Goal: Transcribe these lines exactly as they stand, leaving the pictures out of your answer.

Spatial layout data:

───

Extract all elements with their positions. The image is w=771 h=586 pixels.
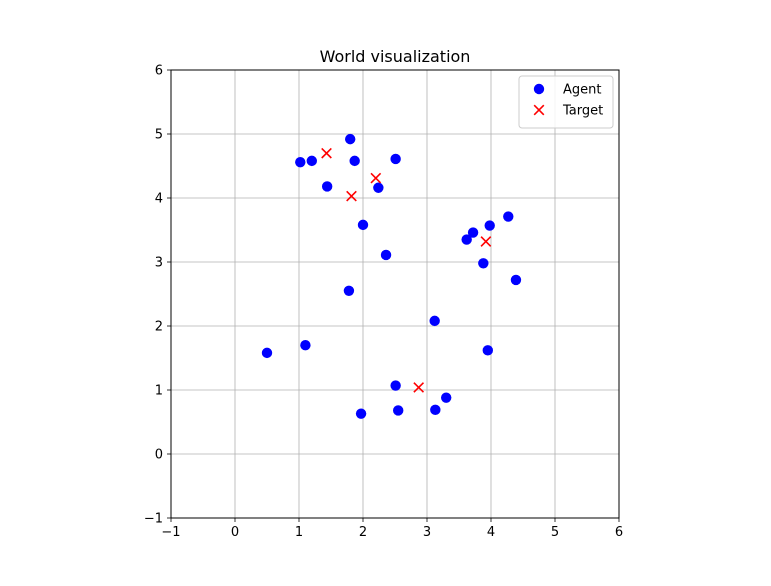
agent-point <box>430 404 441 416</box>
y-tick-label: 2 <box>155 320 163 335</box>
x-tick-label: 3 <box>423 525 431 540</box>
legend-label-target: Target <box>562 104 603 119</box>
agent-point <box>484 220 495 231</box>
target-point <box>346 190 357 202</box>
agent-point <box>441 392 452 403</box>
series-target <box>321 147 492 393</box>
y-tick-label: 5 <box>155 128 163 143</box>
data-series <box>261 133 522 419</box>
y-tick-label: 1 <box>155 384 163 399</box>
agent-point <box>357 219 369 231</box>
agent-point <box>300 340 311 351</box>
x-tick-label: 2 <box>359 525 367 540</box>
agent-point <box>390 380 401 391</box>
y-tick-label: 3 <box>155 256 163 271</box>
x-tick-label: 0 <box>231 525 239 540</box>
legend-marker-target <box>533 104 545 116</box>
series-agent <box>261 133 522 419</box>
y-tick-label: 6 <box>155 64 163 79</box>
agent-point <box>343 285 355 296</box>
agent-point <box>261 347 273 359</box>
x-tick-label: 6 <box>615 525 623 540</box>
agent-point <box>345 133 356 145</box>
agent-point <box>295 156 306 168</box>
agent-point <box>321 181 333 192</box>
legend-marker-agent <box>533 83 545 95</box>
y-tick-label: −1 <box>144 512 163 527</box>
axis-ticks: −1 0 1 2 3 4 5 6 −1 0 1 2 3 4 5 6 <box>144 64 623 541</box>
legend-label-agent: Agent <box>563 83 601 98</box>
x-tick-label: 1 <box>295 525 303 540</box>
grid-lines <box>170 69 620 519</box>
agent-point <box>373 182 384 193</box>
x-tick-label: 4 <box>487 525 495 540</box>
agent-point <box>503 211 514 222</box>
agent-point <box>429 315 440 327</box>
agent-point <box>482 345 493 356</box>
y-tick-label: 0 <box>155 448 163 463</box>
target-point <box>480 236 492 247</box>
agent-point <box>461 234 472 245</box>
x-tick-label: −1 <box>161 525 180 540</box>
agent-point <box>349 155 360 167</box>
chart-title: World visualization <box>320 47 471 66</box>
plot-frame <box>170 69 620 519</box>
target-point <box>321 147 332 159</box>
agent-point <box>467 227 479 238</box>
x-tick-label: 5 <box>551 525 559 540</box>
agent-point <box>478 258 489 269</box>
target-point <box>413 382 425 393</box>
agent-point <box>510 274 522 286</box>
y-tick-label: 4 <box>155 192 163 207</box>
agent-point <box>390 153 401 165</box>
agent-point <box>380 249 392 261</box>
legend: Agent Target <box>518 75 614 129</box>
target-point <box>370 172 382 184</box>
agent-point <box>393 405 404 416</box>
agent-point <box>306 155 317 167</box>
agent-point <box>355 408 367 419</box>
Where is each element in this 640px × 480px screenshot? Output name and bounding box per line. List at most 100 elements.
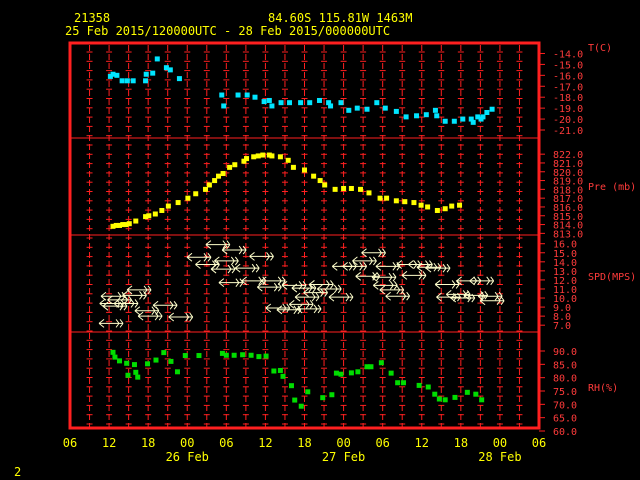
temperature-point: [219, 92, 225, 98]
wind-arrow: [126, 285, 152, 295]
temperature-point: [221, 103, 227, 109]
temperature-point: [244, 92, 250, 98]
wind-arrow: [328, 292, 354, 302]
wind-arrow-shape: [195, 260, 220, 269]
y-tick-label: 15.0: [553, 249, 577, 260]
relative_humidity-point: [442, 397, 448, 403]
relative_humidity-point: [182, 353, 188, 359]
wind-arrow: [260, 276, 286, 286]
panel-label: T(C): [588, 43, 612, 54]
wind-arrow-shape: [371, 272, 397, 282]
wind-arrow-shape: [425, 263, 451, 273]
pressure-point: [113, 222, 119, 228]
wind-arrow-shape: [372, 280, 398, 290]
x-day-label: 27 Feb: [322, 450, 365, 464]
pressure-point: [193, 191, 199, 197]
pressure-point: [332, 186, 338, 192]
wind-arrow-shape: [113, 299, 139, 308]
pressure-point: [185, 195, 191, 201]
relative_humidity-point: [473, 391, 479, 397]
y-tick-label: 820.0: [553, 168, 583, 179]
wind-arrow: [107, 295, 132, 305]
wind-arrow: [416, 262, 442, 272]
pressure-point: [123, 222, 129, 228]
wind-arrow: [221, 245, 247, 255]
pressure-point: [266, 152, 272, 158]
wind-arrow-shape: [294, 292, 320, 302]
relative_humidity-point: [174, 369, 180, 375]
y-tick-label: -21.0: [553, 126, 583, 137]
time-range: 25 Feb 2015/120000UTC - 28 Feb 2015/0000…: [65, 24, 390, 38]
temperature-point: [484, 110, 490, 116]
page-number: 2: [14, 465, 21, 479]
relative_humidity-point: [388, 370, 394, 376]
wind-arrow-shape: [316, 284, 342, 294]
wind-arrow: [355, 271, 381, 281]
temperature-point: [434, 113, 440, 119]
relative_humidity-point: [364, 364, 370, 370]
relative_humidity-point: [395, 380, 401, 386]
pressure-point: [251, 154, 257, 160]
wind-arrow: [296, 304, 322, 314]
temperature-point: [316, 97, 322, 103]
temperature-point: [110, 71, 116, 77]
pressure-point: [206, 182, 212, 188]
wind-arrow-shape: [234, 263, 260, 273]
wind-arrow: [469, 276, 495, 286]
wind-arrow: [288, 299, 314, 309]
relative_humidity-point: [256, 354, 262, 360]
temperature-point: [489, 106, 495, 112]
relative_humidity-point: [240, 352, 246, 358]
wind-arrow-shape: [281, 280, 307, 290]
temperature-point: [252, 94, 258, 100]
y-tick-label: 816.0: [553, 203, 583, 214]
y-tick-label: 814.0: [553, 221, 583, 232]
wind-arrow-shape: [328, 292, 354, 302]
wind-arrow: [102, 301, 128, 311]
wind-arrow: [303, 288, 328, 297]
wind-arrow: [168, 312, 194, 322]
pressure-point: [285, 157, 291, 163]
y-tick-label: 813.0: [553, 229, 583, 240]
temperature-point: [374, 100, 380, 106]
pressure-point: [110, 223, 116, 229]
temperature-point: [269, 103, 275, 109]
relative_humidity-point: [368, 364, 374, 370]
temperature-point: [154, 56, 160, 62]
relative_humidity-point: [223, 352, 229, 358]
relative_humidity-point: [145, 361, 151, 367]
y-tick-label: 7.0: [553, 321, 571, 332]
pressure-point: [202, 186, 208, 192]
wind-arrow: [152, 300, 178, 310]
pressure-point: [143, 214, 149, 220]
relative_humidity-point: [298, 403, 304, 409]
pressure-point: [384, 195, 390, 201]
relative_humidity-point: [277, 367, 283, 373]
pressure-point: [227, 164, 233, 170]
y-tick-label: -20.0: [553, 115, 583, 126]
x-tick-label: 00: [180, 436, 194, 450]
wind-arrow-shape: [137, 311, 163, 321]
temperature-point: [382, 105, 388, 111]
relative_humidity-point: [288, 383, 294, 389]
temperature-point: [167, 67, 173, 73]
pressure-point: [146, 213, 152, 219]
relative_humidity-point: [263, 353, 269, 359]
relative_humidity-point: [196, 353, 202, 359]
pressure-point: [418, 202, 424, 208]
wind-arrow-shape: [401, 271, 427, 280]
wind-arrow-shape: [303, 288, 328, 297]
temperature-point: [475, 114, 481, 120]
temperature-point: [442, 118, 448, 124]
data-layer: [98, 56, 505, 409]
temperature-point: [414, 113, 420, 119]
wind-arrow: [456, 276, 482, 286]
x-day-label: 28 Feb: [478, 450, 521, 464]
wind-arrow: [218, 278, 244, 288]
relative_humidity-point: [425, 384, 431, 390]
pressure-point: [425, 204, 431, 210]
pressure-point: [434, 207, 440, 213]
temperature-point: [480, 114, 486, 120]
relative_humidity-point: [271, 368, 277, 374]
temperature-point: [393, 108, 399, 114]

───

Written response:
Extract all elements with their positions. The image is w=771 h=586 pixels.
agent-point <box>430 404 441 416</box>
y-tick-label: 2 <box>155 320 163 335</box>
x-tick-label: 3 <box>423 525 431 540</box>
legend-label-target: Target <box>562 104 603 119</box>
agent-point <box>484 220 495 231</box>
target-point <box>346 190 357 202</box>
agent-point <box>441 392 452 403</box>
series-target <box>321 147 492 393</box>
y-tick-label: 5 <box>155 128 163 143</box>
data-series <box>261 133 522 419</box>
y-tick-label: 1 <box>155 384 163 399</box>
agent-point <box>357 219 369 231</box>
agent-point <box>300 340 311 351</box>
x-tick-label: 2 <box>359 525 367 540</box>
agent-point <box>390 380 401 391</box>
y-tick-label: 3 <box>155 256 163 271</box>
x-tick-label: 0 <box>231 525 239 540</box>
legend-marker-target <box>533 104 545 116</box>
series-agent <box>261 133 522 419</box>
y-tick-label: 6 <box>155 64 163 79</box>
agent-point <box>343 285 355 296</box>
agent-point <box>261 347 273 359</box>
x-tick-label: 6 <box>615 525 623 540</box>
agent-point <box>345 133 356 145</box>
agent-point <box>295 156 306 168</box>
agent-point <box>321 181 333 192</box>
legend-marker-agent <box>533 83 545 95</box>
y-tick-label: −1 <box>144 512 163 527</box>
axis-ticks: −1 0 1 2 3 4 5 6 −1 0 1 2 3 4 5 6 <box>144 64 623 541</box>
legend-label-agent: Agent <box>563 83 601 98</box>
x-tick-label: 1 <box>295 525 303 540</box>
grid-lines <box>170 69 620 519</box>
agent-point <box>373 182 384 193</box>
x-tick-label: 4 <box>487 525 495 540</box>
agent-point <box>503 211 514 222</box>
agent-point <box>429 315 440 327</box>
agent-point <box>482 345 493 356</box>
y-tick-label: 0 <box>155 448 163 463</box>
target-point <box>480 236 492 247</box>
agent-point <box>461 234 472 245</box>
x-tick-label: −1 <box>161 525 180 540</box>
agent-point <box>349 155 360 167</box>
chart-title: World visualization <box>320 47 471 66</box>
plot-frame <box>170 69 620 519</box>
target-point <box>321 147 332 159</box>
agent-point <box>467 227 479 238</box>
x-tick-label: 5 <box>551 525 559 540</box>
agent-point <box>478 258 489 269</box>
target-point <box>413 382 425 393</box>
agent-point <box>510 274 522 286</box>
y-tick-label: 4 <box>155 192 163 207</box>
agent-point <box>390 153 401 165</box>
agent-point <box>380 249 392 261</box>
legend: Agent Target <box>518 75 614 129</box>
target-point <box>370 172 382 184</box>
agent-point <box>393 405 404 416</box>
agent-point <box>306 155 317 167</box>
agent-point <box>355 408 367 419</box>
Where is each element in this 640px × 480px screenshot? Output name and bounding box per line. List at most 100 elements.
temperature-point: [219, 92, 225, 98]
wind-arrow: [126, 285, 152, 295]
temperature-point: [221, 103, 227, 109]
temperature-point: [244, 92, 250, 98]
wind-arrow: [328, 292, 354, 302]
wind-arrow-shape: [195, 260, 220, 269]
y-tick-label: 15.0: [553, 249, 577, 260]
relative_humidity-point: [442, 397, 448, 403]
relative_humidity-point: [182, 353, 188, 359]
wind-arrow: [260, 276, 286, 286]
panel-label: T(C): [588, 43, 612, 54]
wind-arrow-shape: [371, 272, 397, 282]
wind-arrow-shape: [425, 263, 451, 273]
pressure-point: [113, 222, 119, 228]
wind-arrow-shape: [372, 280, 398, 290]
x-day-label: 27 Feb: [322, 450, 365, 464]
pressure-point: [193, 191, 199, 197]
pressure-point: [332, 186, 338, 192]
wind-arrow-shape: [113, 299, 139, 308]
pressure-point: [185, 195, 191, 201]
relative_humidity-point: [473, 391, 479, 397]
y-tick-label: 820.0: [553, 168, 583, 179]
wind-arrow: [107, 295, 132, 305]
wind-arrow: [416, 262, 442, 272]
pressure-point: [123, 222, 129, 228]
wind-arrow: [221, 245, 247, 255]
pressure-point: [266, 152, 272, 158]
wind-arrow-shape: [294, 292, 320, 302]
relative_humidity-point: [174, 369, 180, 375]
y-tick-label: -21.0: [553, 126, 583, 137]
time-range: 25 Feb 2015/120000UTC - 28 Feb 2015/0000…: [65, 24, 390, 38]
temperature-point: [484, 110, 490, 116]
page-number: 2: [14, 465, 21, 479]
relative_humidity-point: [388, 370, 394, 376]
wind-arrow-shape: [316, 284, 342, 294]
wind-arrow: [355, 271, 381, 281]
temperature-point: [434, 113, 440, 119]
relative_humidity-point: [364, 364, 370, 370]
relative_humidity-point: [395, 380, 401, 386]
pressure-point: [251, 154, 257, 160]
wind-arrow: [296, 304, 322, 314]
temperature-point: [316, 97, 322, 103]
temperature-point: [110, 71, 116, 77]
pressure-point: [206, 182, 212, 188]
wind-arrow-shape: [234, 263, 260, 273]
wind-arrow: [469, 276, 495, 286]
wind-arrow: [288, 299, 314, 309]
relative_humidity-point: [256, 354, 262, 360]
temperature-point: [489, 106, 495, 112]
relative_humidity-point: [240, 352, 246, 358]
wind-arrow-shape: [281, 280, 307, 290]
temperature-point: [252, 94, 258, 100]
y-tick-label: 816.0: [553, 203, 583, 214]
y-tick-label: 814.0: [553, 221, 583, 232]
wind-arrow-shape: [328, 292, 354, 302]
wind-arrow: [102, 301, 128, 311]
wind-arrow: [303, 288, 328, 297]
wind-arrow: [168, 312, 194, 322]
pressure-point: [285, 157, 291, 163]
y-tick-label: 813.0: [553, 229, 583, 240]
temperature-point: [374, 100, 380, 106]
pressure-point: [110, 223, 116, 229]
temperature-point: [269, 103, 275, 109]
relative_humidity-point: [368, 364, 374, 370]
temperature-point: [154, 56, 160, 62]
relative_humidity-point: [223, 352, 229, 358]
relative_humidity-point: [145, 361, 151, 367]
y-tick-label: 7.0: [553, 321, 571, 332]
pressure-point: [202, 186, 208, 192]
wind-arrow: [152, 300, 178, 310]
pressure-point: [143, 214, 149, 220]
relative_humidity-point: [298, 403, 304, 409]
pressure-point: [384, 195, 390, 201]
relative_humidity-point: [277, 367, 283, 373]
pressure-point: [227, 164, 233, 170]
y-tick-label: -20.0: [553, 115, 583, 126]
x-tick-label: 00: [180, 436, 194, 450]
wind-arrow-shape: [137, 311, 163, 321]
temperature-point: [382, 105, 388, 111]
relative_humidity-point: [288, 383, 294, 389]
temperature-point: [167, 67, 173, 73]
pressure-point: [146, 213, 152, 219]
relative_humidity-point: [263, 353, 269, 359]
relative_humidity-point: [196, 353, 202, 359]
pressure-point: [418, 202, 424, 208]
wind-arrow-shape: [401, 271, 427, 280]
wind-arrow-shape: [303, 288, 328, 297]
temperature-point: [475, 114, 481, 120]
temperature-point: [442, 118, 448, 124]
data-layer: [98, 56, 505, 409]
temperature-point: [414, 113, 420, 119]
wind-arrow: [456, 276, 482, 286]
x-day-label: 28 Feb: [478, 450, 521, 464]
wind-arrow: [218, 278, 244, 288]
relative_humidity-point: [425, 384, 431, 390]
pressure-point: [425, 204, 431, 210]
pressure-point: [434, 207, 440, 213]
temperature-point: [480, 114, 486, 120]
relative_humidity-point: [271, 368, 277, 374]
temperature-point: [393, 108, 399, 114]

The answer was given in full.